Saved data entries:
= = =

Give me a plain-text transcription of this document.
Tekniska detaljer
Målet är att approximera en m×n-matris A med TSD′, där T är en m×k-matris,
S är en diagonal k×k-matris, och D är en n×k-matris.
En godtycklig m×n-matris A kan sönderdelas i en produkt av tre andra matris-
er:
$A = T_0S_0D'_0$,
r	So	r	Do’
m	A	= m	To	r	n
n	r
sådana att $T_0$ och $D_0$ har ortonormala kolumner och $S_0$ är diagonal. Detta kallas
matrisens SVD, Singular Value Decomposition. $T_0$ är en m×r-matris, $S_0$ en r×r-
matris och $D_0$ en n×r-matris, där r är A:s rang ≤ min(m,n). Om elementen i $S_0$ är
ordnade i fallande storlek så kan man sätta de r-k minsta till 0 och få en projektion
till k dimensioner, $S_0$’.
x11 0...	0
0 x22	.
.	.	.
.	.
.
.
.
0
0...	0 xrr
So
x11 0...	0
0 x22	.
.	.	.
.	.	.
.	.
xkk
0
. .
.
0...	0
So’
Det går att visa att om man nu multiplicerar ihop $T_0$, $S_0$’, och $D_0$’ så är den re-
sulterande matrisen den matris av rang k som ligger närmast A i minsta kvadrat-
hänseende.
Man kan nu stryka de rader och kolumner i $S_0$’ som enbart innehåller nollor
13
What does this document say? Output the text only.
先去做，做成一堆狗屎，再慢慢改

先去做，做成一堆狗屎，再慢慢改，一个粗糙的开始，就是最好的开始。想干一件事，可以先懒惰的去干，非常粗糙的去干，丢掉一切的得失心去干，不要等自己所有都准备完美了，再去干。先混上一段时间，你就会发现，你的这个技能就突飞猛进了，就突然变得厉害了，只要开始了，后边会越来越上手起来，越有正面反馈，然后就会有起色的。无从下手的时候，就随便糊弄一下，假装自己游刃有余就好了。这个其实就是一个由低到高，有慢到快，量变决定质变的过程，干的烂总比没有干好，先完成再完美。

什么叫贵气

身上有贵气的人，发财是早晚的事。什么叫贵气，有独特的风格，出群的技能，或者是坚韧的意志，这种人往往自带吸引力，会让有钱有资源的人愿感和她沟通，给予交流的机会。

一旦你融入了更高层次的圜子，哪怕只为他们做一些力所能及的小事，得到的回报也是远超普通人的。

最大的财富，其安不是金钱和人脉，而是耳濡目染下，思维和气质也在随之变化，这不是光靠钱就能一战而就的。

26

= = =

* _AIM_
All of the data above should be transcribed exactly.

* _REPLY_
Give me a plain-text transcription of this document.
Tekniska detaljer
Målet är att approximera en m×n-matris A med TSD′, där T är en m×k-matris,
S är en diagonal k×k-matris, och D är en n×k-matris.
En godtycklig m×n-matris A kan sönderdelas i en produkt av tre andra matris-
er:
$A = T_0S_0D'_0$,
r	So	r	Do’
m	A	= m	To	r	n
n	r
sådana att $T_0$ och $D_0$ har ortonormala kolumner och $S_0$ är diagonal. Detta kallas
matrisens SVD, Singular Value Decomposition. $T_0$ är en m×r-matris, $S_0$ en r×r-
matris och $D_0$ en n×r-matris, där r är A:s rang ≤ min(m,n). Om elementen i $S_0$ är
ordnade i fallande storlek så kan man sätta de r-k minsta till 0 och få en projektion
till k dimensioner, $S_0$’.
x11 0...	0
0 x22	.
.	.	.
.	.
.
.
.
0
0...	0 xrr
So
x11 0...	0
0 x22	.
.	.	.
.	.	.
.	.
xkk
0
. .
.
0...	0
So’
Det går att visa att om man nu multiplicerar ihop $T_0$, $S_0$’, och $D_0$’ så är den re-
sulterande matrisen den matris av rang k som ligger närmast A i minsta kvadrat-
hänseende.
Man kan nu stryka de rader och kolumner i $S_0$’ som enbart innehåller nollor
13
What does this document say? Output the text only.
先去做，做成一堆狗屎，再慢慢改

先去做，做成一堆狗屎，再慢慢改，一个粗糙的开始，就是最好的开始。想干一件事，可以先懒惰的去干，非常粗糙的去干，丢掉一切的得失心去干，不要等自己所有都准备完美了，再去干。先混上一段时间，你就会发现，你的这个技能就突飞猛进了，就突然变得厉害了，只要开始了，后边会越来越上手起来，越有正面反馈，然后就会有起色的。无从下手的时候，就随便糊弄一下，假装自己游刃有余就好了。这个其实就是一个由低到高，有慢到快，量变决定质变的过程，干的烂总比没有干好，先完成再完美。

什么叫贵气

身上有贵气的人，发财是早晚的事。什么叫贵气，有独特的风格，出群的技能，或者是坚韧的意志，这种人往往自带吸引力，会让有钱有资源的人愿感和她沟通，给予交流的机会。

一旦你融入了更高层次的圜子，哪怕只为他们做一些力所能及的小事，得到的回报也是远超普通人的。

最大的财富，其安不是金钱和人脉，而是耳濡目染下，思维和气质也在随之变化，这不是光靠钱就能一战而就的。

26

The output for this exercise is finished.